> _What the task asks_:
Pictures stay out; everything else in the records below is copied exactly.

+-------+

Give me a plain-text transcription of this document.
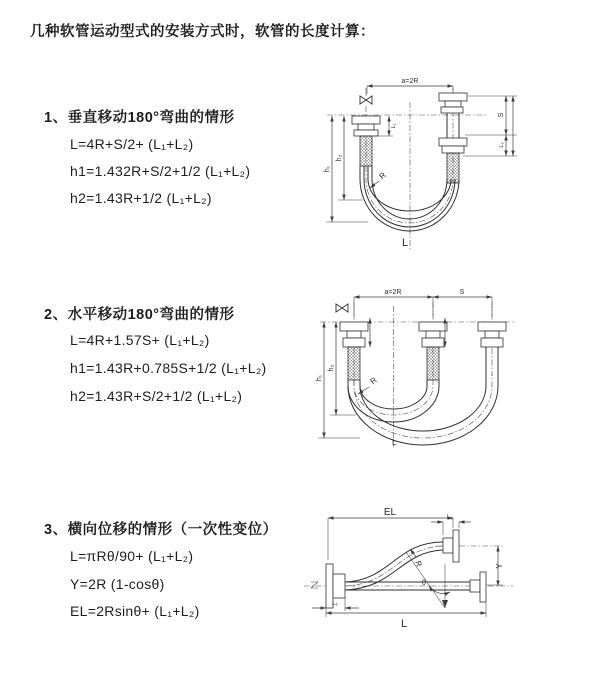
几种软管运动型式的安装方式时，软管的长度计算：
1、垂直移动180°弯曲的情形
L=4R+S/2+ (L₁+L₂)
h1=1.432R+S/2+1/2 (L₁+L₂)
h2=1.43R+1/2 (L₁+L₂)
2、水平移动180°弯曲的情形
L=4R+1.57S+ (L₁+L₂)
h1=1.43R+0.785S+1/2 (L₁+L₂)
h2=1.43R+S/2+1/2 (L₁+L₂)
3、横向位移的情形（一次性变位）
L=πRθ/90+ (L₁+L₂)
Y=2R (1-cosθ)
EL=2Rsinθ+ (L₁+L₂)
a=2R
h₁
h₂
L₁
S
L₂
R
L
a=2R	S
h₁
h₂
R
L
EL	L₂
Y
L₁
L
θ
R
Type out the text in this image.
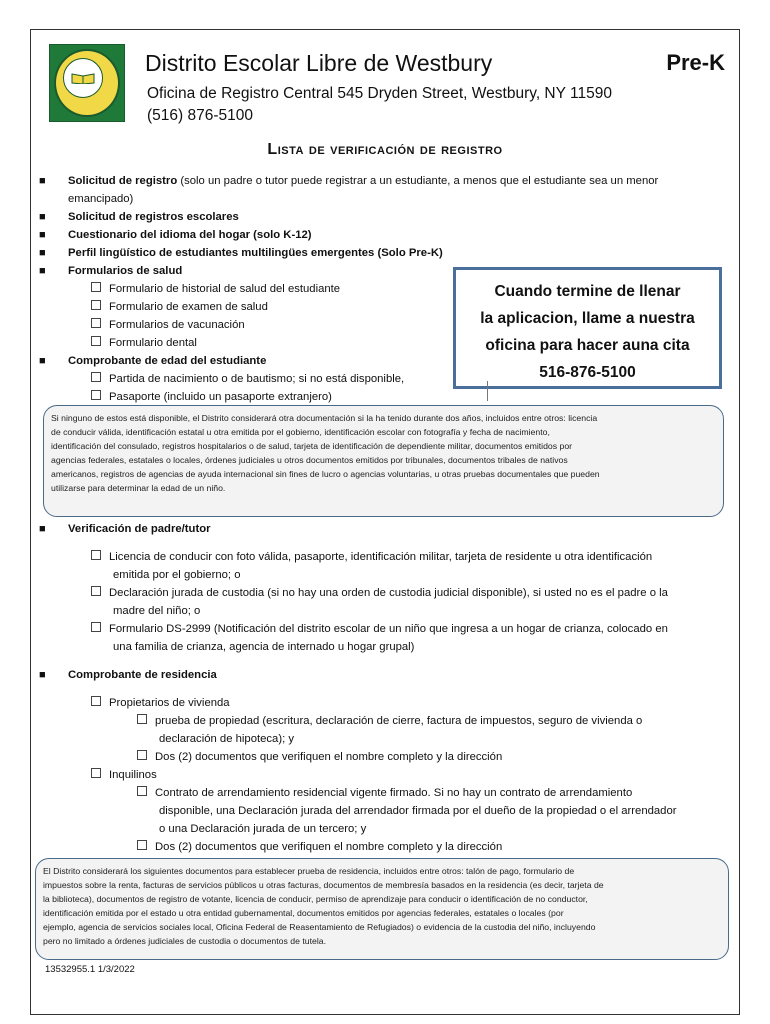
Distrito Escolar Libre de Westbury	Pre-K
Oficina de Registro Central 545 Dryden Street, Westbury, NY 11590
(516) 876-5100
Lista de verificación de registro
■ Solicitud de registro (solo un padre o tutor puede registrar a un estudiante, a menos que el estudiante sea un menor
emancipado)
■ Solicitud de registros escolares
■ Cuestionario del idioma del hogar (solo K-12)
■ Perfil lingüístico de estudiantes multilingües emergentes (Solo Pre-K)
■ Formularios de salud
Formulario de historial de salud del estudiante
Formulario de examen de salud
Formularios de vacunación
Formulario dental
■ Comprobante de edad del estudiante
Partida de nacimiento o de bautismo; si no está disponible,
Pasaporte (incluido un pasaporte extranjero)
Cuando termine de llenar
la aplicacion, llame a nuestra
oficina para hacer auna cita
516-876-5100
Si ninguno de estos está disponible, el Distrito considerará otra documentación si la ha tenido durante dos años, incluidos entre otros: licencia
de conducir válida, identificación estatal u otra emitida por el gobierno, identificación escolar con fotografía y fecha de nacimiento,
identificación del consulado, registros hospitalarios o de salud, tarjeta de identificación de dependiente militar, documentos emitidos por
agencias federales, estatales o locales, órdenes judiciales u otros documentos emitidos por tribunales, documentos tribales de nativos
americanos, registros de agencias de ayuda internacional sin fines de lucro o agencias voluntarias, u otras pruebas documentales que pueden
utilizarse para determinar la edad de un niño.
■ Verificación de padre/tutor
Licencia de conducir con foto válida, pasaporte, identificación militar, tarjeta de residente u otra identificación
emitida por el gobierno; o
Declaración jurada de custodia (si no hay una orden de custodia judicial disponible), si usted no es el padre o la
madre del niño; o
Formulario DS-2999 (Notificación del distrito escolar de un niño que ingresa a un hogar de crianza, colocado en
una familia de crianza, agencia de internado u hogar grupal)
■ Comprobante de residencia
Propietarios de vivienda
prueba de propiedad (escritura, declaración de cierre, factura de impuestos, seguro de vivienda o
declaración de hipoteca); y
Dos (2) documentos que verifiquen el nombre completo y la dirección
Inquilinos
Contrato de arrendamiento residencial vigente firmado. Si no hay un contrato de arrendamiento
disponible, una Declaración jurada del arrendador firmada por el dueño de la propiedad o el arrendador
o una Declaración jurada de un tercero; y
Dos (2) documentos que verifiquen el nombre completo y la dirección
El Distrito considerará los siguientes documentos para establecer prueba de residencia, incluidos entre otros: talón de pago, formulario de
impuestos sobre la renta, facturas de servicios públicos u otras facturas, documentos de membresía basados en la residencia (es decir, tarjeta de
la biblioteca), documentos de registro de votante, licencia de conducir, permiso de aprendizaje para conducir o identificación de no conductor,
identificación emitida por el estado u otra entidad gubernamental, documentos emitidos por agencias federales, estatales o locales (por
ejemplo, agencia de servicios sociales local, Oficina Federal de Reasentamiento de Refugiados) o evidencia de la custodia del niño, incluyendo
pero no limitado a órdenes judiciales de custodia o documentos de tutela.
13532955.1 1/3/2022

+-------+

> _Task answer_:
Give me a plain-text transcription of this document.
几种软管运动型式的安装方式时，软管的长度计算：
1、垂直移动180°弯曲的情形
L=4R+S/2+ (L₁+L₂)
h1=1.432R+S/2+1/2 (L₁+L₂)
h2=1.43R+1/2 (L₁+L₂)
2、水平移动180°弯曲的情形
L=4R+1.57S+ (L₁+L₂)
h1=1.43R+0.785S+1/2 (L₁+L₂)
h2=1.43R+S/2+1/2 (L₁+L₂)
3、横向位移的情形（一次性变位）
L=πRθ/90+ (L₁+L₂)
Y=2R (1-cosθ)
EL=2Rsinθ+ (L₁+L₂)
a=2R
h₁
h₂
L₁
S
L₂
R
L
a=2R	S
h₁
h₂
R
L
EL	L₂
Y
L₁
L
θ
R
Type out the text in this image.
Distrito Escolar Libre de Westbury	Pre-K
Oficina de Registro Central 545 Dryden Street, Westbury, NY 11590
(516) 876-5100
Lista de verificación de registro
■ Solicitud de registro (solo un padre o tutor puede registrar a un estudiante, a menos que el estudiante sea un menor
emancipado)
■ Solicitud de registros escolares
■ Cuestionario del idioma del hogar (solo K-12)
■ Perfil lingüístico de estudiantes multilingües emergentes (Solo Pre-K)
■ Formularios de salud
Formulario de historial de salud del estudiante
Formulario de examen de salud
Formularios de vacunación
Formulario dental
■ Comprobante de edad del estudiante
Partida de nacimiento o de bautismo; si no está disponible,
Pasaporte (incluido un pasaporte extranjero)
Cuando termine de llenar
la aplicacion, llame a nuestra
oficina para hacer auna cita
516-876-5100
Si ninguno de estos está disponible, el Distrito considerará otra documentación si la ha tenido durante dos años, incluidos entre otros: licencia
de conducir válida, identificación estatal u otra emitida por el gobierno, identificación escolar con fotografía y fecha de nacimiento,
identificación del consulado, registros hospitalarios o de salud, tarjeta de identificación de dependiente militar, documentos emitidos por
agencias federales, estatales o locales, órdenes judiciales u otros documentos emitidos por tribunales, documentos tribales de nativos
americanos, registros de agencias de ayuda internacional sin fines de lucro o agencias voluntarias, u otras pruebas documentales que pueden
utilizarse para determinar la edad de un niño.
■ Verificación de padre/tutor
Licencia de conducir con foto válida, pasaporte, identificación militar, tarjeta de residente u otra identificación
emitida por el gobierno; o
Declaración jurada de custodia (si no hay una orden de custodia judicial disponible), si usted no es el padre o la
madre del niño; o
Formulario DS-2999 (Notificación del distrito escolar de un niño que ingresa a un hogar de crianza, colocado en
una familia de crianza, agencia de internado u hogar grupal)
■ Comprobante de residencia
Propietarios de vivienda
prueba de propiedad (escritura, declaración de cierre, factura de impuestos, seguro de vivienda o
declaración de hipoteca); y
Dos (2) documentos que verifiquen el nombre completo y la dirección
Inquilinos
Contrato de arrendamiento residencial vigente firmado. Si no hay un contrato de arrendamiento
disponible, una Declaración jurada del arrendador firmada por el dueño de la propiedad o el arrendador
o una Declaración jurada de un tercero; y
Dos (2) documentos que verifiquen el nombre completo y la dirección
El Distrito considerará los siguientes documentos para establecer prueba de residencia, incluidos entre otros: talón de pago, formulario de
impuestos sobre la renta, facturas de servicios públicos u otras facturas, documentos de membresía basados en la residencia (es decir, tarjeta de
la biblioteca), documentos de registro de votante, licencia de conducir, permiso de aprendizaje para conducir o identificación de no conductor,
identificación emitida por el estado u otra entidad gubernamental, documentos emitidos por agencias federales, estatales o locales (por
ejemplo, agencia de servicios sociales local, Oficina Federal de Reasentamiento de Refugiados) o evidencia de la custodia del niño, incluyendo
pero no limitado a órdenes judiciales de custodia o documentos de tutela.
13532955.1 1/3/2022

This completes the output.